**To do**
Below are some records; retype all of them exactly.

[Stored records]
-.-.-

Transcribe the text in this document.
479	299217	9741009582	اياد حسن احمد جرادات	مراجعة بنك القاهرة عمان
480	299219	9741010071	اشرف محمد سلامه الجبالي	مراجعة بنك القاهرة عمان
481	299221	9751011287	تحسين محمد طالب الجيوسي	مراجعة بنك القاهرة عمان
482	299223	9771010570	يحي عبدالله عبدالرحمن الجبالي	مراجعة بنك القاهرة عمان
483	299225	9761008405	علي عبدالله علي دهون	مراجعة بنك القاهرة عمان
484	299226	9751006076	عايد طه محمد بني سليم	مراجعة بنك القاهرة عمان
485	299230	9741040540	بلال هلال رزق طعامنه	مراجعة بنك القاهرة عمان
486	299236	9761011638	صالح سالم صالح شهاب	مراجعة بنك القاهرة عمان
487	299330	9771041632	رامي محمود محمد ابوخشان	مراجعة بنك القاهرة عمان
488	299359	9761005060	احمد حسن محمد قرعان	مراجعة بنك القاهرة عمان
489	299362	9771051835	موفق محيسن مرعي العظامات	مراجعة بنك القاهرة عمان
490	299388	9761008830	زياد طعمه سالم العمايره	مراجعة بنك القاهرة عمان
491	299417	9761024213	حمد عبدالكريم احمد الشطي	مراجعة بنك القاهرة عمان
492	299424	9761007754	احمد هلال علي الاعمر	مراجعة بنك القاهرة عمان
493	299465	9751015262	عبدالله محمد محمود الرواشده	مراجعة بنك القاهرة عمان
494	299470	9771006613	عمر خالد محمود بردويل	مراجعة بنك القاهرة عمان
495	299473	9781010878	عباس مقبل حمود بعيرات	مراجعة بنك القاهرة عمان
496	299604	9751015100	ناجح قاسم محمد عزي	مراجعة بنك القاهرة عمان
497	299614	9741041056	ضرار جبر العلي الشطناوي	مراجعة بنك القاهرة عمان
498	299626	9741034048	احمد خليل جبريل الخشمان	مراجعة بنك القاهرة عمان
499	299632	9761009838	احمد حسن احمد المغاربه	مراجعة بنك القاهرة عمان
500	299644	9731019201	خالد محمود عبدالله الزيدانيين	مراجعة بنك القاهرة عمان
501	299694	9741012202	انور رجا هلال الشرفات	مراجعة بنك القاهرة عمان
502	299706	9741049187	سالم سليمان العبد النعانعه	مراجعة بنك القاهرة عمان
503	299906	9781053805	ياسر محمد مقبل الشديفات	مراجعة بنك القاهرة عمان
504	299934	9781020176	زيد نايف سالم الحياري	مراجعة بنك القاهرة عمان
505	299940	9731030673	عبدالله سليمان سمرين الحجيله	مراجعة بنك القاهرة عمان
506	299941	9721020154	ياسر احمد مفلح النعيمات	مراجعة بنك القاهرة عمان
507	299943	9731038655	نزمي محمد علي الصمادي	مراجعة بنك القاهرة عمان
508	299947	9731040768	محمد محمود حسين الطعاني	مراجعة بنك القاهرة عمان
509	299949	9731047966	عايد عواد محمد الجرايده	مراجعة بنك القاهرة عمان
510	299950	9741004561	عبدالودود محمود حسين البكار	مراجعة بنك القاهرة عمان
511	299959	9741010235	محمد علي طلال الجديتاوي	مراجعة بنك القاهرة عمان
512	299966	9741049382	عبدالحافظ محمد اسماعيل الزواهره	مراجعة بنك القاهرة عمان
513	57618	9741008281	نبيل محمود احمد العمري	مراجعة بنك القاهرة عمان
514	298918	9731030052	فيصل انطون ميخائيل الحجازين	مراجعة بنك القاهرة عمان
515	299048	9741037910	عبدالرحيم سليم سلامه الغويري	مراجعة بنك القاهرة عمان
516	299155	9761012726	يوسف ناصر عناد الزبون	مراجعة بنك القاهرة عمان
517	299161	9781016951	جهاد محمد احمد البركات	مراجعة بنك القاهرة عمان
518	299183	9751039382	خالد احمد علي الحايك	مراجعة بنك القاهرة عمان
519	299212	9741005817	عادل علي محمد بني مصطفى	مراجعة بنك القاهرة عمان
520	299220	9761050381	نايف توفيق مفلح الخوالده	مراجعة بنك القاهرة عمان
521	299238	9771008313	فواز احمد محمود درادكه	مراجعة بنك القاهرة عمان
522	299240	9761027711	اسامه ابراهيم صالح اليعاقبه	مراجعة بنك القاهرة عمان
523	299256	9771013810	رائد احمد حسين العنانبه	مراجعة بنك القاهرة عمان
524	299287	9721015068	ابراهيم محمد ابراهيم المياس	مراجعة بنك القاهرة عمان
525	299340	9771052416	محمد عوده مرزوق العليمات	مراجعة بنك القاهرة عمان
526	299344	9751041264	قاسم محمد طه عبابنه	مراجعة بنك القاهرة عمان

-.-.-

**Exercise answer**
Transcribe the text in this document.
479	299217	9741009582	اياد حسن احمد جرادات	مراجعة بنك القاهرة عمان
480	299219	9741010071	اشرف محمد سلامه الجبالي	مراجعة بنك القاهرة عمان
481	299221	9751011287	تحسين محمد طالب الجيوسي	مراجعة بنك القاهرة عمان
482	299223	9771010570	يحي عبدالله عبدالرحمن الجبالي	مراجعة بنك القاهرة عمان
483	299225	9761008405	علي عبدالله علي دهون	مراجعة بنك القاهرة عمان
484	299226	9751006076	عايد طه محمد بني سليم	مراجعة بنك القاهرة عمان
485	299230	9741040540	بلال هلال رزق طعامنه	مراجعة بنك القاهرة عمان
486	299236	9761011638	صالح سالم صالح شهاب	مراجعة بنك القاهرة عمان
487	299330	9771041632	رامي محمود محمد ابوخشان	مراجعة بنك القاهرة عمان
488	299359	9761005060	احمد حسن محمد قرعان	مراجعة بنك القاهرة عمان
489	299362	9771051835	موفق محيسن مرعي العظامات	مراجعة بنك القاهرة عمان
490	299388	9761008830	زياد طعمه سالم العمايره	مراجعة بنك القاهرة عمان
491	299417	9761024213	حمد عبدالكريم احمد الشطي	مراجعة بنك القاهرة عمان
492	299424	9761007754	احمد هلال علي الاعمر	مراجعة بنك القاهرة عمان
493	299465	9751015262	عبدالله محمد محمود الرواشده	مراجعة بنك القاهرة عمان
494	299470	9771006613	عمر خالد محمود بردويل	مراجعة بنك القاهرة عمان
495	299473	9781010878	عباس مقبل حمود بعيرات	مراجعة بنك القاهرة عمان
496	299604	9751015100	ناجح قاسم محمد عزي	مراجعة بنك القاهرة عمان
497	299614	9741041056	ضرار جبر العلي الشطناوي	مراجعة بنك القاهرة عمان
498	299626	9741034048	احمد خليل جبريل الخشمان	مراجعة بنك القاهرة عمان
499	299632	9761009838	احمد حسن احمد المغاربه	مراجعة بنك القاهرة عمان
500	299644	9731019201	خالد محمود عبدالله الزيدانيين	مراجعة بنك القاهرة عمان
501	299694	9741012202	انور رجا هلال الشرفات	مراجعة بنك القاهرة عمان
502	299706	9741049187	سالم سليمان العبد النعانعه	مراجعة بنك القاهرة عمان
503	299906	9781053805	ياسر محمد مقبل الشديفات	مراجعة بنك القاهرة عمان
504	299934	9781020176	زيد نايف سالم الحياري	مراجعة بنك القاهرة عمان
505	299940	9731030673	عبدالله سليمان سمرين الحجيله	مراجعة بنك القاهرة عمان
506	299941	9721020154	ياسر احمد مفلح النعيمات	مراجعة بنك القاهرة عمان
507	299943	9731038655	نزمي محمد علي الصمادي	مراجعة بنك القاهرة عمان
508	299947	9731040768	محمد محمود حسين الطعاني	مراجعة بنك القاهرة عمان
509	299949	9731047966	عايد عواد محمد الجرايده	مراجعة بنك القاهرة عمان
510	299950	9741004561	عبدالودود محمود حسين البكار	مراجعة بنك القاهرة عمان
511	299959	9741010235	محمد علي طلال الجديتاوي	مراجعة بنك القاهرة عمان
512	299966	9741049382	عبدالحافظ محمد اسماعيل الزواهره	مراجعة بنك القاهرة عمان
513	57618	9741008281	نبيل محمود احمد العمري	مراجعة بنك القاهرة عمان
514	298918	9731030052	فيصل انطون ميخائيل الحجازين	مراجعة بنك القاهرة عمان
515	299048	9741037910	عبدالرحيم سليم سلامه الغويري	مراجعة بنك القاهرة عمان
516	299155	9761012726	يوسف ناصر عناد الزبون	مراجعة بنك القاهرة عمان
517	299161	9781016951	جهاد محمد احمد البركات	مراجعة بنك القاهرة عمان
518	299183	9751039382	خالد احمد علي الحايك	مراجعة بنك القاهرة عمان
519	299212	9741005817	عادل علي محمد بني مصطفى	مراجعة بنك القاهرة عمان
520	299220	9761050381	نايف توفيق مفلح الخوالده	مراجعة بنك القاهرة عمان
521	299238	9771008313	فواز احمد محمود درادكه	مراجعة بنك القاهرة عمان
522	299240	9761027711	اسامه ابراهيم صالح اليعاقبه	مراجعة بنك القاهرة عمان
523	299256	9771013810	رائد احمد حسين العنانبه	مراجعة بنك القاهرة عمان
524	299287	9721015068	ابراهيم محمد ابراهيم المياس	مراجعة بنك القاهرة عمان
525	299340	9771052416	محمد عوده مرزوق العليمات	مراجعة بنك القاهرة عمان
526	299344	9751041264	قاسم محمد طه عبابنه	مراجعة بنك القاهرة عمان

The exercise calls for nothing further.